* **Work to complete**:
State the number of lines in these records holding "JSON". Say nothing more.

* **Excerpted data**:
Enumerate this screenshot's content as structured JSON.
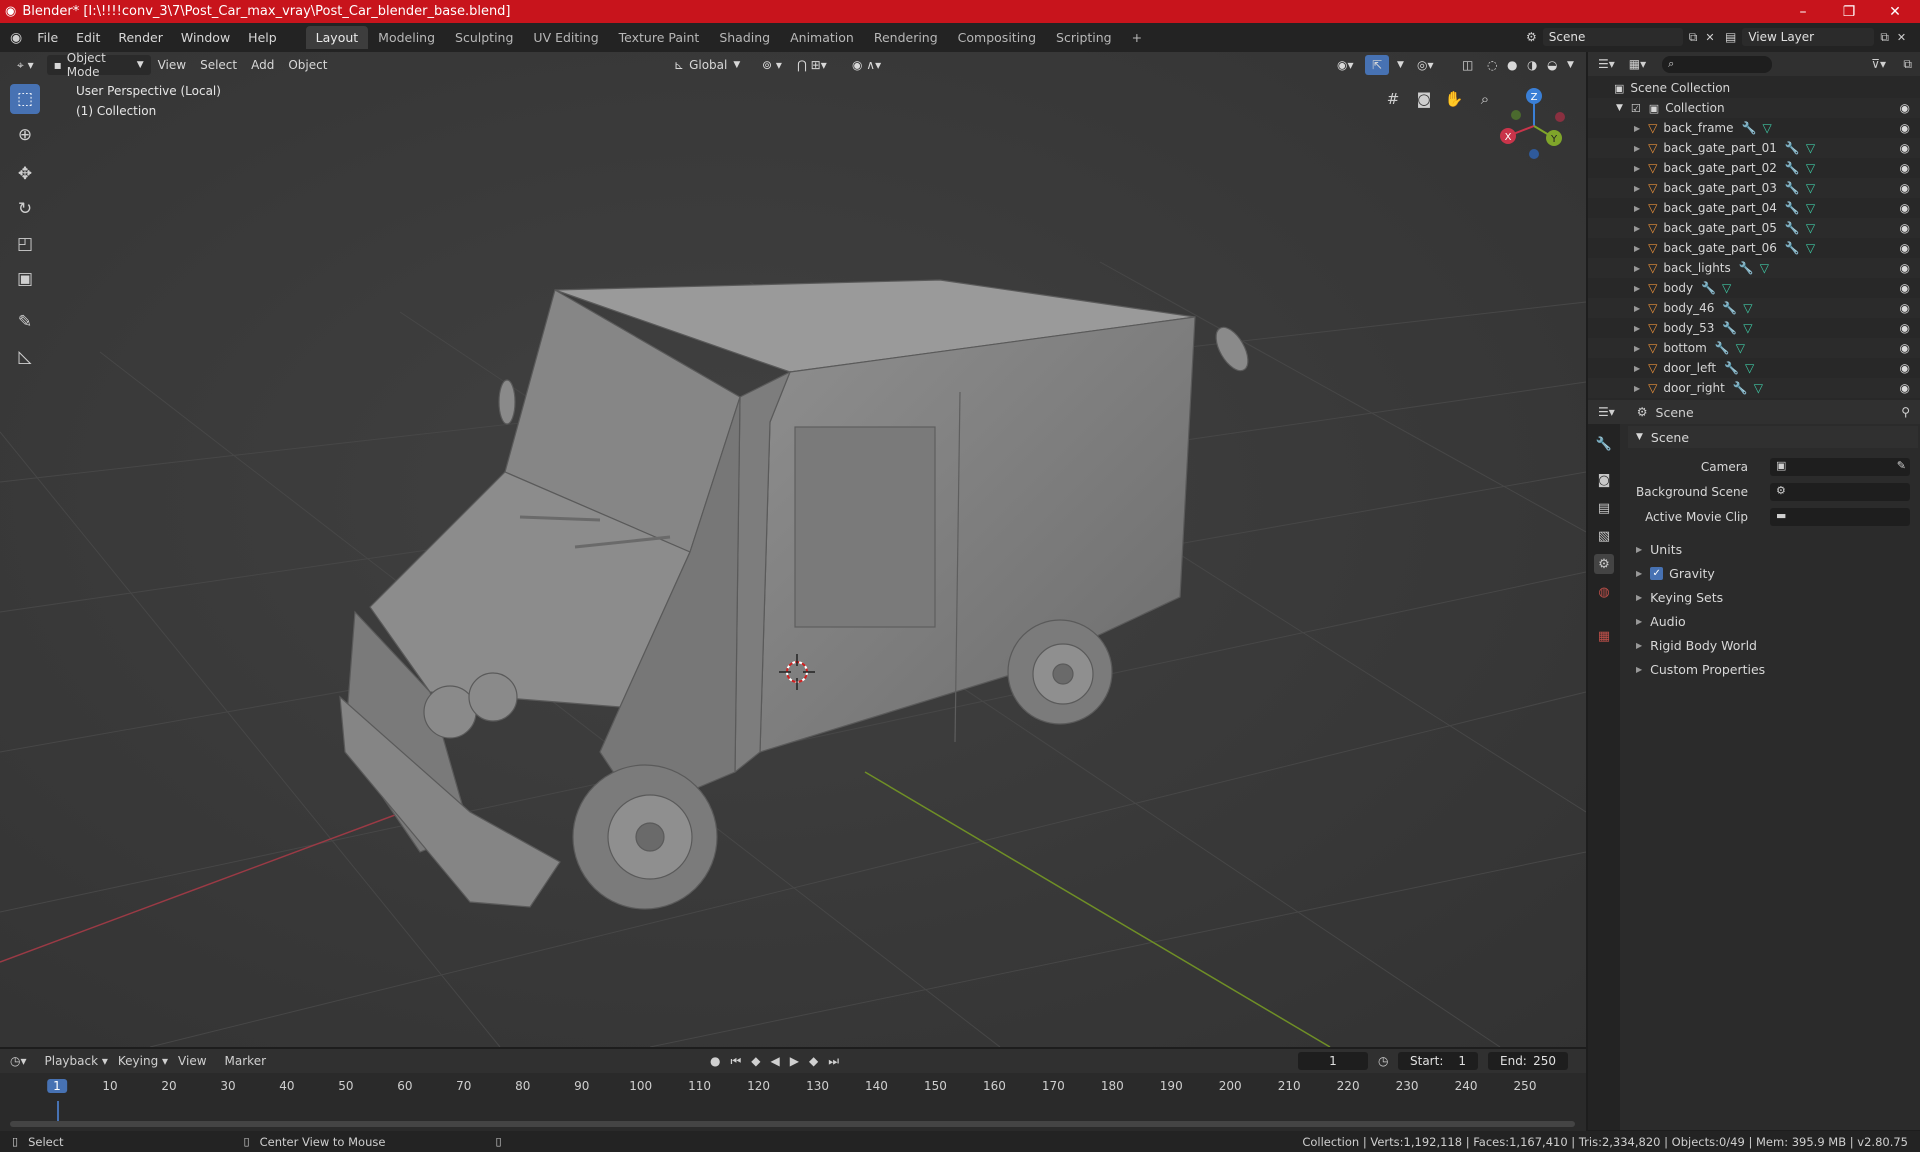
{
  "window": {
    "title": "Blender* [I:\\!!!!conv_3\\7\\Post_Car_max_vray\\Post_Car_blender_base.blend]",
    "minimize": "–",
    "maximize": "❐",
    "close": "✕"
  },
  "menu": [
    "File",
    "Edit",
    "Render",
    "Window",
    "Help"
  ],
  "workspaces": [
    "Layout",
    "Modeling",
    "Sculpting",
    "UV Editing",
    "Texture Paint",
    "Shading",
    "Animation",
    "Rendering",
    "Compositing",
    "Scripting"
  ],
  "active_workspace": "Layout",
  "add_workspace": "+",
  "scene_field": "Scene",
  "view_layer_field": "View Layer",
  "viewport_header": {
    "mode": "Object Mode",
    "view": "View",
    "select": "Select",
    "add": "Add",
    "object": "Object",
    "orientation": "Global"
  },
  "viewport": {
    "perspective": "User Perspective (Local)",
    "collection": "(1) Collection",
    "gizmo": {
      "x": "X",
      "y": "Y",
      "z": "Z"
    }
  },
  "outliner": {
    "root": "Scene Collection",
    "collection": "Collection",
    "items": [
      "back_frame",
      "back_gate_part_01",
      "back_gate_part_02",
      "back_gate_part_03",
      "back_gate_part_04",
      "back_gate_part_05",
      "back_gate_part_06",
      "back_lights",
      "body",
      "body_46",
      "body_53",
      "bottom",
      "door_left",
      "door_right"
    ]
  },
  "properties": {
    "context": "Scene",
    "panel": "Scene",
    "camera_label": "Camera",
    "background_scene_label": "Background Scene",
    "active_movie_clip_label": "Active Movie Clip",
    "sections": [
      "Units",
      "Gravity",
      "Keying Sets",
      "Audio",
      "Rigid Body World",
      "Custom Properties"
    ],
    "gravity_checked": true
  },
  "timeline": {
    "playback": "Playback",
    "keying": "Keying",
    "view": "View",
    "marker": "Marker",
    "current_frame": "1",
    "start_label": "Start:",
    "start": "1",
    "end_label": "End:",
    "end": "250",
    "ruler": [
      "1",
      "10",
      "20",
      "30",
      "40",
      "50",
      "60",
      "70",
      "80",
      "90",
      "100",
      "110",
      "120",
      "130",
      "140",
      "150",
      "160",
      "170",
      "180",
      "190",
      "200",
      "210",
      "220",
      "230",
      "240",
      "250"
    ]
  },
  "status": {
    "left": "Select",
    "middle": "Center View to Mouse",
    "right": "Collection | Verts:1,192,118 | Faces:1,167,410 | Tris:2,334,820 | Objects:0/49 | Mem: 395.9 MB | v2.80.75"
  },
  "colors": {
    "title_bar": "#c8141c",
    "accent": "#4772b3",
    "x_axis": "#c9344a",
    "y_axis": "#7fa52a",
    "z_axis": "#3a7fd6",
    "mesh_icon": "#e8903a",
    "data_icon": "#3fc7a3"
  }
}
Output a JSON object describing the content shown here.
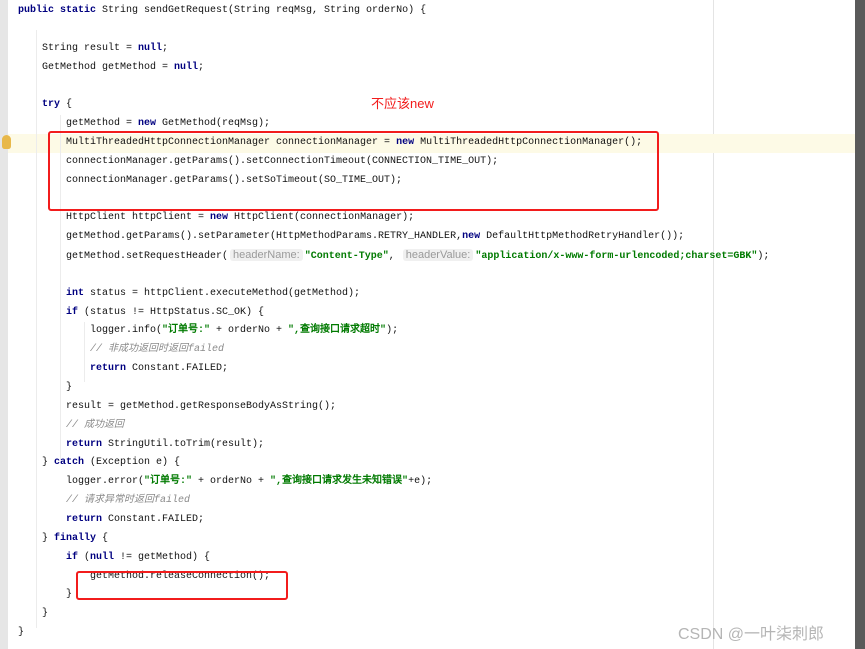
{
  "annotation": {
    "text": "不应该new",
    "color": "#f21c1c"
  },
  "watermark": "CSDN @一叶柒刺郎",
  "code": [
    {
      "indent": 0,
      "tokens": [
        [
          "kw",
          "public static "
        ],
        [
          "p",
          "String sendGetRequest(String reqMsg, String orderNo) {"
        ]
      ]
    },
    {
      "indent": 0,
      "tokens": []
    },
    {
      "indent": 1,
      "tokens": [
        [
          "p",
          "String result = "
        ],
        [
          "kw",
          "null"
        ],
        [
          "p",
          ";"
        ]
      ]
    },
    {
      "indent": 1,
      "tokens": [
        [
          "p",
          "GetMethod getMethod = "
        ],
        [
          "kw",
          "null"
        ],
        [
          "p",
          ";"
        ]
      ]
    },
    {
      "indent": 0,
      "tokens": []
    },
    {
      "indent": 1,
      "tokens": [
        [
          "kw",
          "try"
        ],
        [
          "p",
          " {"
        ]
      ]
    },
    {
      "indent": 2,
      "tokens": [
        [
          "p",
          "getMethod = "
        ],
        [
          "kw",
          "new"
        ],
        [
          "p",
          " GetMethod(reqMsg);"
        ]
      ]
    },
    {
      "indent": 2,
      "tokens": [
        [
          "p",
          "MultiThreadedHttpConnectionManager connectionManager = "
        ],
        [
          "kw",
          "new"
        ],
        [
          "p",
          " MultiThreadedHttpConnectionManager();"
        ]
      ]
    },
    {
      "indent": 2,
      "tokens": [
        [
          "p",
          "connectionManager.getParams().setConnectionTimeout(CONNECTION_TIME_OUT);"
        ]
      ]
    },
    {
      "indent": 2,
      "tokens": [
        [
          "p",
          "connectionManager.getParams().setSoTimeout(SO_TIME_OUT);"
        ]
      ]
    },
    {
      "indent": 0,
      "tokens": []
    },
    {
      "indent": 2,
      "tokens": [
        [
          "p",
          "HttpClient httpClient = "
        ],
        [
          "kw",
          "new"
        ],
        [
          "p",
          " HttpClient(connectionManager);"
        ]
      ]
    },
    {
      "indent": 2,
      "tokens": [
        [
          "p",
          "getMethod.getParams().setParameter(HttpMethodParams.RETRY_HANDLER,"
        ],
        [
          "kw",
          "new"
        ],
        [
          "p",
          " DefaultHttpMethodRetryHandler());"
        ]
      ]
    },
    {
      "indent": 2,
      "tokens": [
        [
          "p",
          "getMethod.setRequestHeader("
        ],
        [
          "hint",
          "headerName:"
        ],
        [
          "str",
          "\"Content-Type\""
        ],
        [
          "p",
          ", "
        ],
        [
          "hint",
          "headerValue:"
        ],
        [
          "str",
          "\"application/x-www-form-urlencoded;charset=GBK\""
        ],
        [
          "p",
          ");"
        ]
      ]
    },
    {
      "indent": 0,
      "tokens": []
    },
    {
      "indent": 2,
      "tokens": [
        [
          "kw",
          "int"
        ],
        [
          "p",
          " status = httpClient.executeMethod(getMethod);"
        ]
      ]
    },
    {
      "indent": 2,
      "tokens": [
        [
          "kw",
          "if"
        ],
        [
          "p",
          " (status != HttpStatus.SC_OK) {"
        ]
      ]
    },
    {
      "indent": 3,
      "tokens": [
        [
          "p",
          "logger.info("
        ],
        [
          "str",
          "\"订单号:\""
        ],
        [
          "p",
          " + orderNo + "
        ],
        [
          "str",
          "\",查询接口请求超时\""
        ],
        [
          "p",
          ");"
        ]
      ]
    },
    {
      "indent": 3,
      "tokens": [
        [
          "cm",
          "// 非成功返回时返回failed"
        ]
      ]
    },
    {
      "indent": 3,
      "tokens": [
        [
          "kw",
          "return"
        ],
        [
          "p",
          " Constant.FAILED;"
        ]
      ]
    },
    {
      "indent": 2,
      "tokens": [
        [
          "p",
          "}"
        ]
      ]
    },
    {
      "indent": 2,
      "tokens": [
        [
          "p",
          "result = getMethod.getResponseBodyAsString();"
        ]
      ]
    },
    {
      "indent": 2,
      "tokens": [
        [
          "cm",
          "// 成功返回"
        ]
      ]
    },
    {
      "indent": 2,
      "tokens": [
        [
          "kw",
          "return"
        ],
        [
          "p",
          " StringUtil.toTrim(result);"
        ]
      ]
    },
    {
      "indent": 1,
      "tokens": [
        [
          "p",
          "} "
        ],
        [
          "kw",
          "catch"
        ],
        [
          "p",
          " (Exception e) {"
        ]
      ]
    },
    {
      "indent": 2,
      "tokens": [
        [
          "p",
          "logger.error("
        ],
        [
          "str",
          "\"订单号:\""
        ],
        [
          "p",
          " + orderNo + "
        ],
        [
          "str",
          "\",查询接口请求发生未知错误\""
        ],
        [
          "p",
          "+e);"
        ]
      ]
    },
    {
      "indent": 2,
      "tokens": [
        [
          "cm",
          "// 请求异常时返回failed"
        ]
      ]
    },
    {
      "indent": 2,
      "tokens": [
        [
          "kw",
          "return"
        ],
        [
          "p",
          " Constant.FAILED;"
        ]
      ]
    },
    {
      "indent": 1,
      "tokens": [
        [
          "p",
          "} "
        ],
        [
          "kw",
          "finally"
        ],
        [
          "p",
          " {"
        ]
      ]
    },
    {
      "indent": 2,
      "tokens": [
        [
          "kw",
          "if"
        ],
        [
          "p",
          " ("
        ],
        [
          "kw",
          "null"
        ],
        [
          "p",
          " != getMethod) {"
        ]
      ]
    },
    {
      "indent": 3,
      "tokens": [
        [
          "p",
          "getMethod.releaseConnection();"
        ]
      ]
    },
    {
      "indent": 2,
      "tokens": [
        [
          "p",
          "}"
        ]
      ]
    },
    {
      "indent": 1,
      "tokens": [
        [
          "p",
          "}"
        ]
      ]
    },
    {
      "indent": 0,
      "tokens": [
        [
          "p",
          "}"
        ]
      ]
    }
  ]
}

* **Correct answer**:
2